REQUIREMENT> Only the pictures are to be left out; write out the rest of the data exactly.

[[ DATA TO EXAMINE open ]]

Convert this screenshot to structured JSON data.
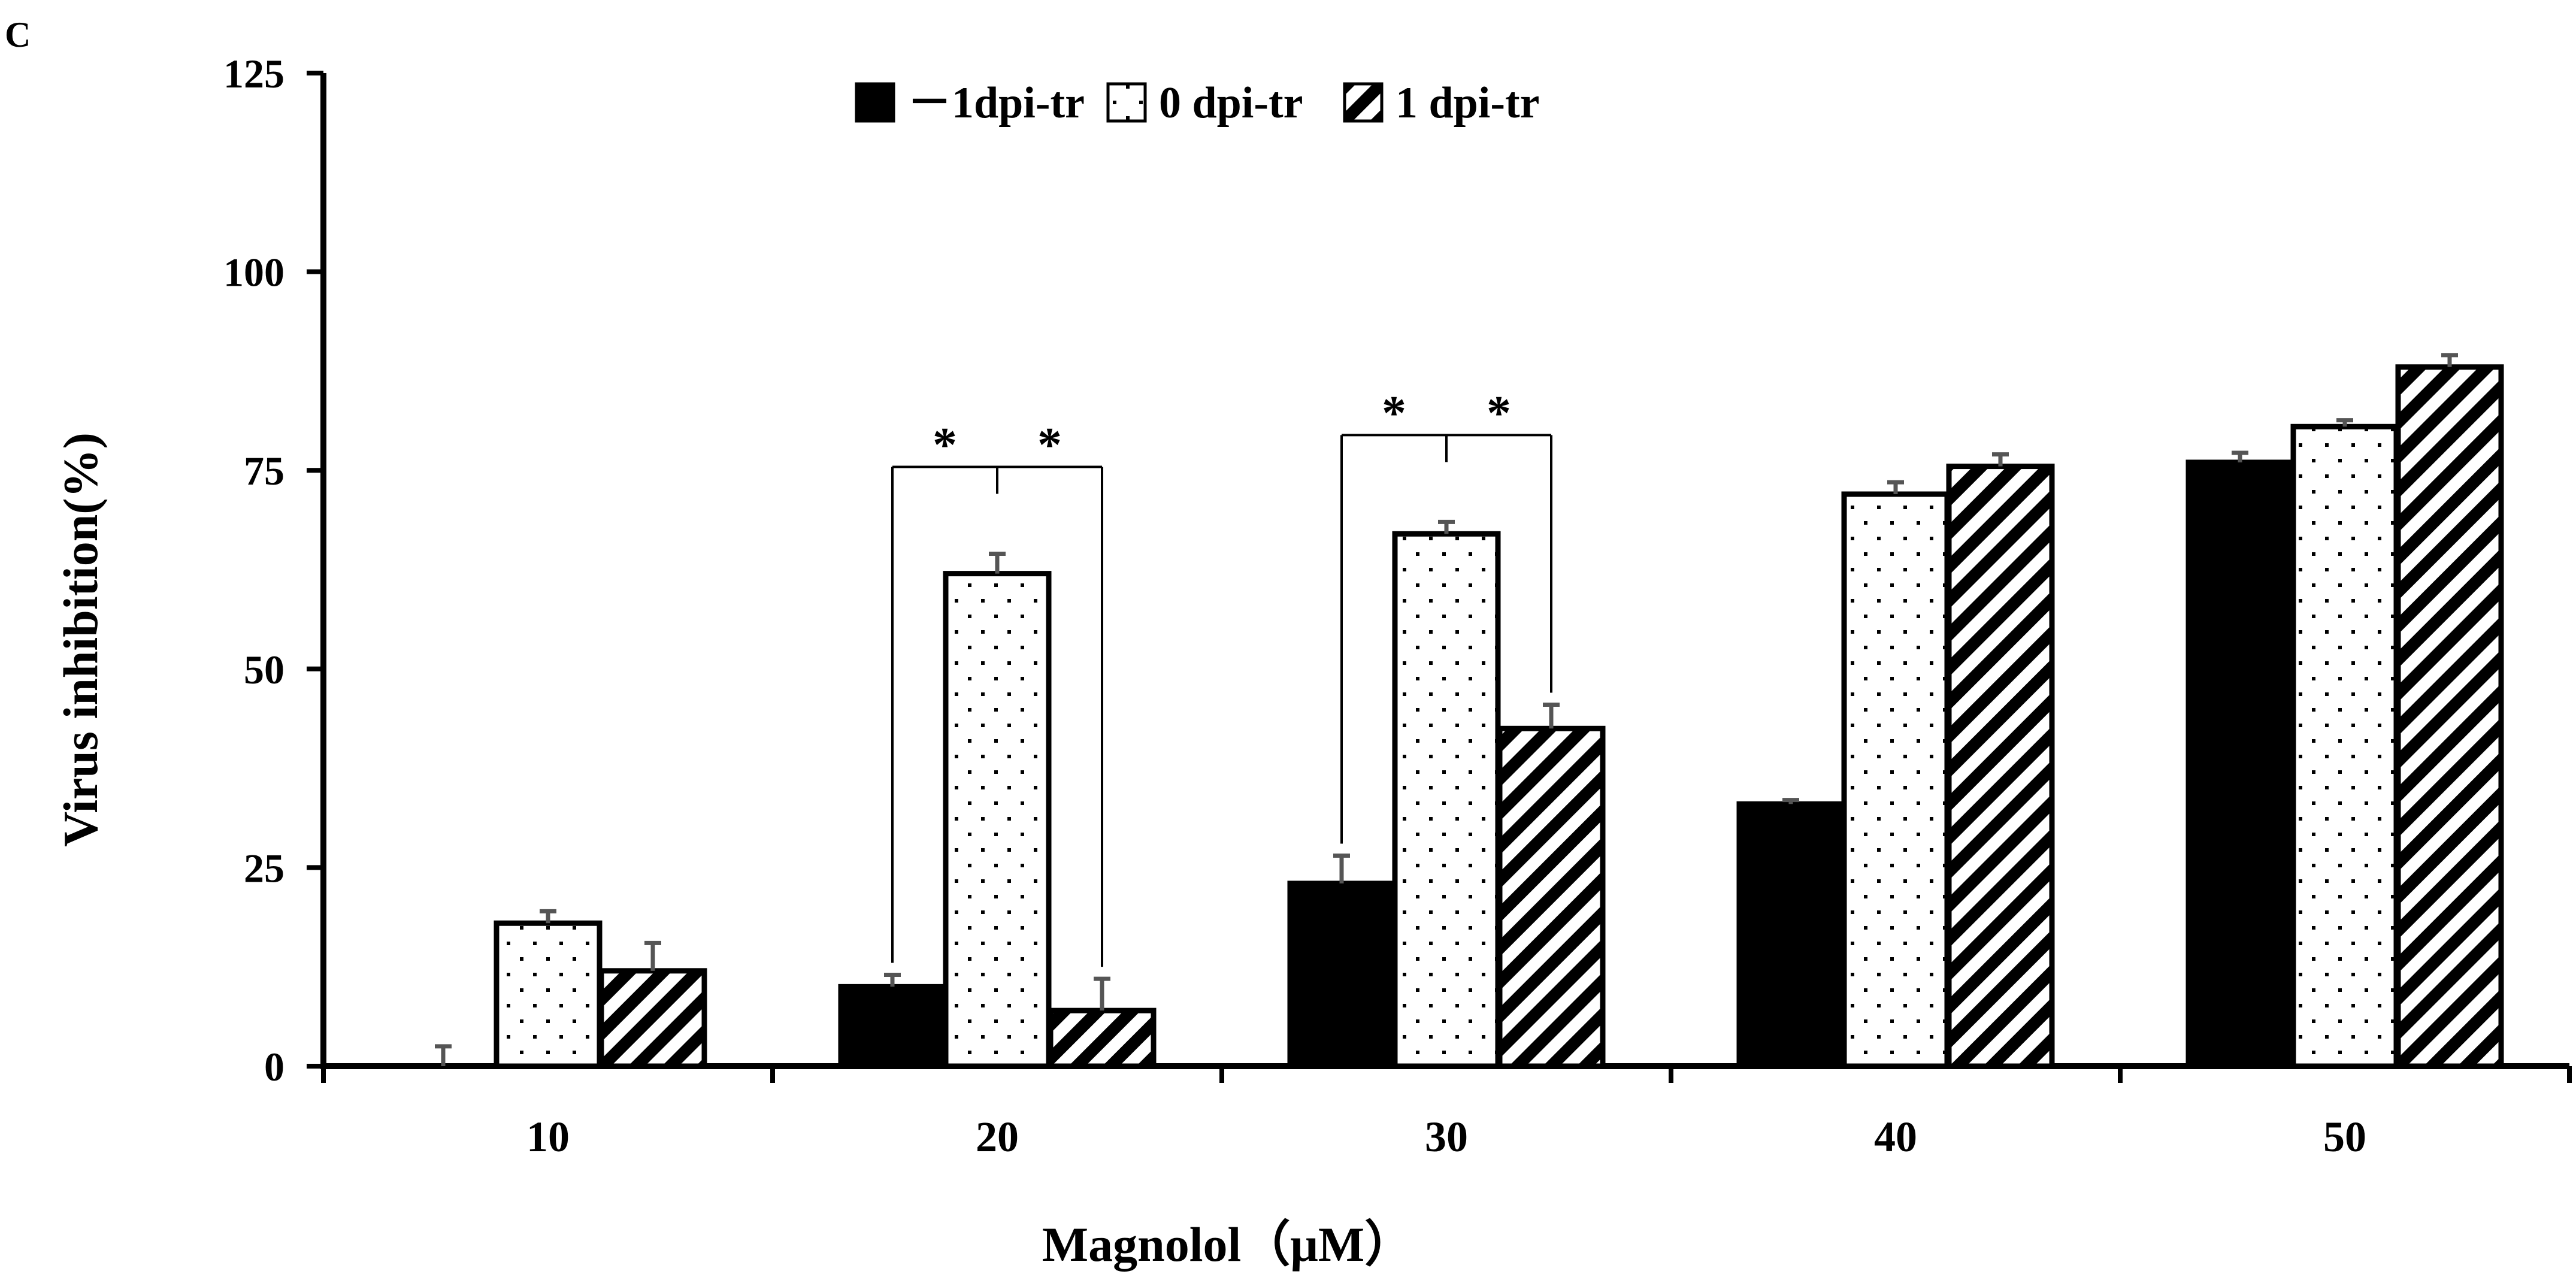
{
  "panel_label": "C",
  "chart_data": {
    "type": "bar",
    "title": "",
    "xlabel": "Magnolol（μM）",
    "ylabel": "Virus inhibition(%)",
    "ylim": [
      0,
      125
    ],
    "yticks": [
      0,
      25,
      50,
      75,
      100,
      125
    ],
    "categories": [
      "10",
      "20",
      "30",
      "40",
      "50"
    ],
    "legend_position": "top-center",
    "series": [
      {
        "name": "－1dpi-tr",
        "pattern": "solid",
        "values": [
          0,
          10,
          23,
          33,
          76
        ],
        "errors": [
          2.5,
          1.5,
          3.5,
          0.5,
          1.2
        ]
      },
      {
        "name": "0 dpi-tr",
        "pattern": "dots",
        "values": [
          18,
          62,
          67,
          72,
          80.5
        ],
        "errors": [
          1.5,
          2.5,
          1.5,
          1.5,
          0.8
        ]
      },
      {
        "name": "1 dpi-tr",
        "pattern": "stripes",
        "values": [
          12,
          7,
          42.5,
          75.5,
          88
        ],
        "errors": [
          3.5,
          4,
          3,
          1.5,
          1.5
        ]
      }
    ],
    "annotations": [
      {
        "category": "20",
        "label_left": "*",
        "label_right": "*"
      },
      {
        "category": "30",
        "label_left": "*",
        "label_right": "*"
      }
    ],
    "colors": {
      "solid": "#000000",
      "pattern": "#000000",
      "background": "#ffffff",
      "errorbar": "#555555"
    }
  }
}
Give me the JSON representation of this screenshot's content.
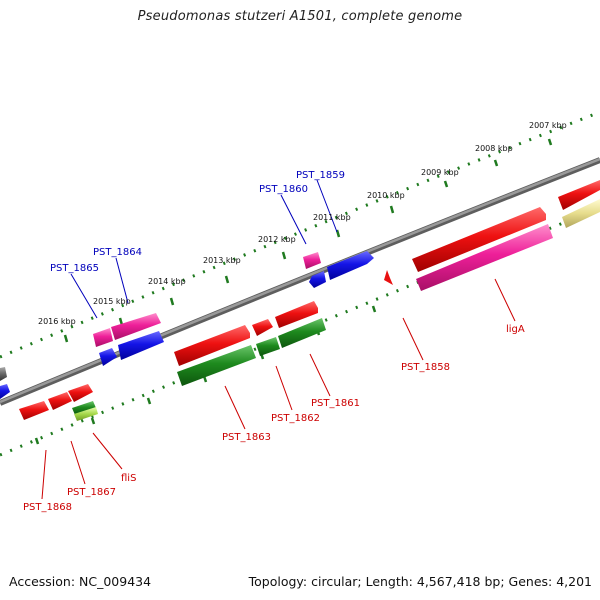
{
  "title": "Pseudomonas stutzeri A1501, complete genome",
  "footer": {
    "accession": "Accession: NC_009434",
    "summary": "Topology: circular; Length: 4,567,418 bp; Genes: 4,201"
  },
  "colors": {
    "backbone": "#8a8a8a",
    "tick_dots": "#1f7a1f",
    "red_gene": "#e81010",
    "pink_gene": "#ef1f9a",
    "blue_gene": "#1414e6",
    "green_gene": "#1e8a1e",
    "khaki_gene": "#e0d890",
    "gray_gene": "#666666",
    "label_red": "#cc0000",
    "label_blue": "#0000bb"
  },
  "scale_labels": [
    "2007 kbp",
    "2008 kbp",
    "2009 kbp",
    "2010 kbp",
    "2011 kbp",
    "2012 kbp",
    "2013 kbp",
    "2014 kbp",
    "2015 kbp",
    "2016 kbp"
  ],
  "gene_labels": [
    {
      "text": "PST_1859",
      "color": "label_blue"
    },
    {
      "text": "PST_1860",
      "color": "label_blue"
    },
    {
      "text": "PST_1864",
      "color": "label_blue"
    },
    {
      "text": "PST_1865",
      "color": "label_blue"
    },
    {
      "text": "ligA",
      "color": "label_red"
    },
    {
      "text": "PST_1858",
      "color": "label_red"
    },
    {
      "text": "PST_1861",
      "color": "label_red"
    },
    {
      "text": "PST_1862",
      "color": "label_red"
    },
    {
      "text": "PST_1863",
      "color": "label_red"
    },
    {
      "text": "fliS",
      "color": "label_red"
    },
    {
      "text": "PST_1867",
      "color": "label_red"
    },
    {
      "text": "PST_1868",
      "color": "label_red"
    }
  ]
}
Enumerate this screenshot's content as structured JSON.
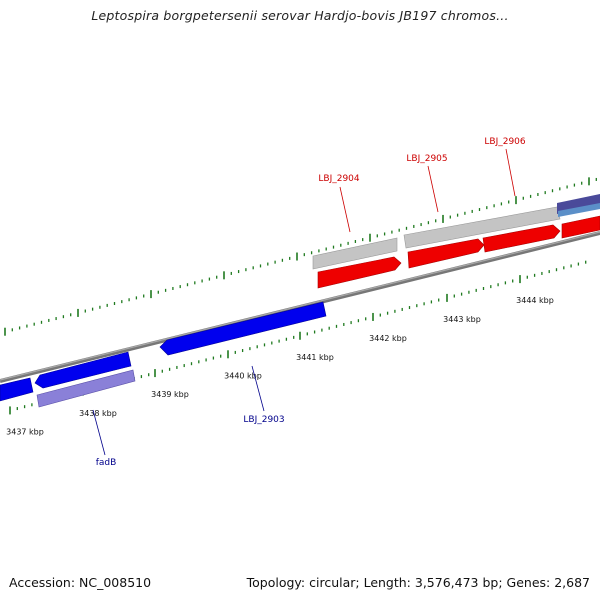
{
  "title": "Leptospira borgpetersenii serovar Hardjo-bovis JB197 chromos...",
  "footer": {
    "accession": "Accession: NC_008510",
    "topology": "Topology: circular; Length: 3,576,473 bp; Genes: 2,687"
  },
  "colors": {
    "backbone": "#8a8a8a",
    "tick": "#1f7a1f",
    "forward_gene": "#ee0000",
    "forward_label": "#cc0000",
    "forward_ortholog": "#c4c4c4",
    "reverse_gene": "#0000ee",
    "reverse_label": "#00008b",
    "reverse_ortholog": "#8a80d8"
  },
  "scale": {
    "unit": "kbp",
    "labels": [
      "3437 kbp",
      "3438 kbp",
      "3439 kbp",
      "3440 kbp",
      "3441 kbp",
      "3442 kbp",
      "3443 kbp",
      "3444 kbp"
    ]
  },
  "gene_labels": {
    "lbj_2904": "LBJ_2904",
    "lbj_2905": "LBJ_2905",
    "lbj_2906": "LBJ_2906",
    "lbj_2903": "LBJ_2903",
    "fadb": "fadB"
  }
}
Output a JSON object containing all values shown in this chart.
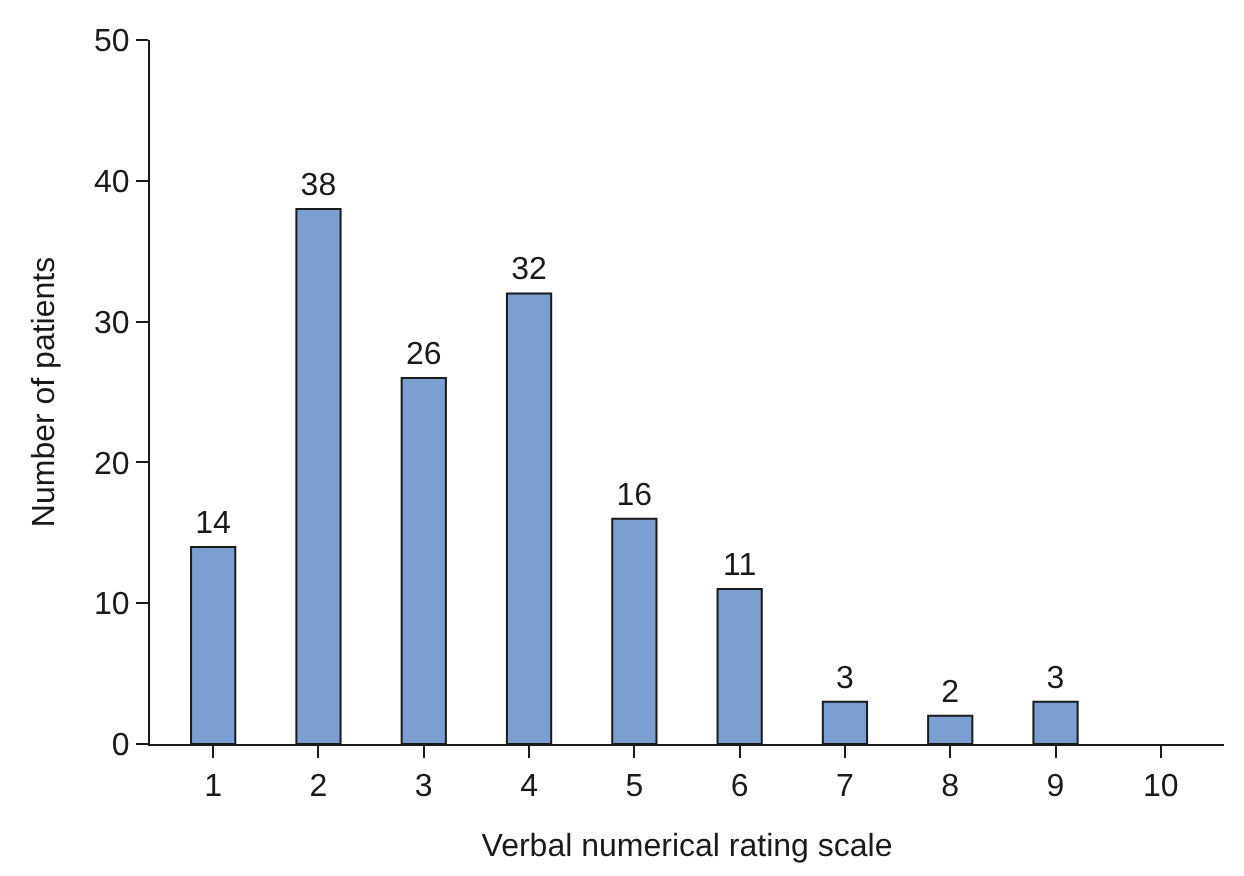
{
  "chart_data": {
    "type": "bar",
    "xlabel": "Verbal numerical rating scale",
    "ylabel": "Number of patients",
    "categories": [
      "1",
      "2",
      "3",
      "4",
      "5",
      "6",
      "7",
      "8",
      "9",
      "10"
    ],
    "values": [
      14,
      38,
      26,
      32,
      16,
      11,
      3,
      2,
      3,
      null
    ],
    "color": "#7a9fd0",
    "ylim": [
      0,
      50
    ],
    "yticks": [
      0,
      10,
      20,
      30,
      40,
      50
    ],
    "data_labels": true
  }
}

[[ DATA TO EXAMINE closed ]]

WRITTEN ANSWER>
Convert this screenshot to structured JSON data.
{
  "panel_label": "C",
  "chart_data": {
    "type": "bar",
    "title": "",
    "xlabel": "Magnolol（μM）",
    "ylabel": "Virus inhibition(%)",
    "ylim": [
      0,
      125
    ],
    "yticks": [
      0,
      25,
      50,
      75,
      100,
      125
    ],
    "categories": [
      "10",
      "20",
      "30",
      "40",
      "50"
    ],
    "legend_position": "top-center",
    "series": [
      {
        "name": "－1dpi-tr",
        "pattern": "solid",
        "values": [
          0,
          10,
          23,
          33,
          76
        ],
        "errors": [
          2.5,
          1.5,
          3.5,
          0.5,
          1.2
        ]
      },
      {
        "name": "0 dpi-tr",
        "pattern": "dots",
        "values": [
          18,
          62,
          67,
          72,
          80.5
        ],
        "errors": [
          1.5,
          2.5,
          1.5,
          1.5,
          0.8
        ]
      },
      {
        "name": "1 dpi-tr",
        "pattern": "stripes",
        "values": [
          12,
          7,
          42.5,
          75.5,
          88
        ],
        "errors": [
          3.5,
          4,
          3,
          1.5,
          1.5
        ]
      }
    ],
    "annotations": [
      {
        "category": "20",
        "label_left": "*",
        "label_right": "*"
      },
      {
        "category": "30",
        "label_left": "*",
        "label_right": "*"
      }
    ],
    "colors": {
      "solid": "#000000",
      "pattern": "#000000",
      "background": "#ffffff",
      "errorbar": "#555555"
    }
  }
}
Give me the JSON representation of this screenshot's content.
{
  "title": "Pseudomonas stutzeri A1501, complete genome",
  "footer": {
    "accession": "Accession: NC_009434",
    "summary": "Topology: circular; Length: 4,567,418 bp; Genes: 4,201"
  },
  "colors": {
    "backbone": "#8a8a8a",
    "tick_dots": "#1f7a1f",
    "red_gene": "#e81010",
    "pink_gene": "#ef1f9a",
    "blue_gene": "#1414e6",
    "green_gene": "#1e8a1e",
    "khaki_gene": "#e0d890",
    "gray_gene": "#666666",
    "label_red": "#cc0000",
    "label_blue": "#0000bb"
  },
  "scale_labels": [
    "2007 kbp",
    "2008 kbp",
    "2009 kbp",
    "2010 kbp",
    "2011 kbp",
    "2012 kbp",
    "2013 kbp",
    "2014 kbp",
    "2015 kbp",
    "2016 kbp"
  ],
  "gene_labels": [
    {
      "text": "PST_1859",
      "color": "label_blue"
    },
    {
      "text": "PST_1860",
      "color": "label_blue"
    },
    {
      "text": "PST_1864",
      "color": "label_blue"
    },
    {
      "text": "PST_1865",
      "color": "label_blue"
    },
    {
      "text": "ligA",
      "color": "label_red"
    },
    {
      "text": "PST_1858",
      "color": "label_red"
    },
    {
      "text": "PST_1861",
      "color": "label_red"
    },
    {
      "text": "PST_1862",
      "color": "label_red"
    },
    {
      "text": "PST_1863",
      "color": "label_red"
    },
    {
      "text": "fliS",
      "color": "label_red"
    },
    {
      "text": "PST_1867",
      "color": "label_red"
    },
    {
      "text": "PST_1868",
      "color": "label_red"
    }
  ]
}
Enumerate this screenshot's content as structured JSON.
{
  "title": "Leptospira borgpetersenii serovar Hardjo-bovis JB197 chromos...",
  "footer": {
    "accession": "Accession: NC_008510",
    "topology": "Topology: circular; Length: 3,576,473 bp; Genes: 2,687"
  },
  "colors": {
    "backbone": "#8a8a8a",
    "tick": "#1f7a1f",
    "forward_gene": "#ee0000",
    "forward_label": "#cc0000",
    "forward_ortholog": "#c4c4c4",
    "reverse_gene": "#0000ee",
    "reverse_label": "#00008b",
    "reverse_ortholog": "#8a80d8"
  },
  "scale": {
    "unit": "kbp",
    "labels": [
      "3437 kbp",
      "3438 kbp",
      "3439 kbp",
      "3440 kbp",
      "3441 kbp",
      "3442 kbp",
      "3443 kbp",
      "3444 kbp"
    ]
  },
  "gene_labels": {
    "lbj_2904": "LBJ_2904",
    "lbj_2905": "LBJ_2905",
    "lbj_2906": "LBJ_2906",
    "lbj_2903": "LBJ_2903",
    "fadb": "fadB"
  }
}
Output a JSON object containing all values shown in this chart.
{
  "chart_data": {
    "type": "bar",
    "xlabel": "Verbal numerical rating scale",
    "ylabel": "Number of patients",
    "categories": [
      "1",
      "2",
      "3",
      "4",
      "5",
      "6",
      "7",
      "8",
      "9",
      "10"
    ],
    "values": [
      14,
      38,
      26,
      32,
      16,
      11,
      3,
      2,
      3,
      null
    ],
    "color": "#7a9fd0",
    "ylim": [
      0,
      50
    ],
    "yticks": [
      0,
      10,
      20,
      30,
      40,
      50
    ],
    "data_labels": true
  }
}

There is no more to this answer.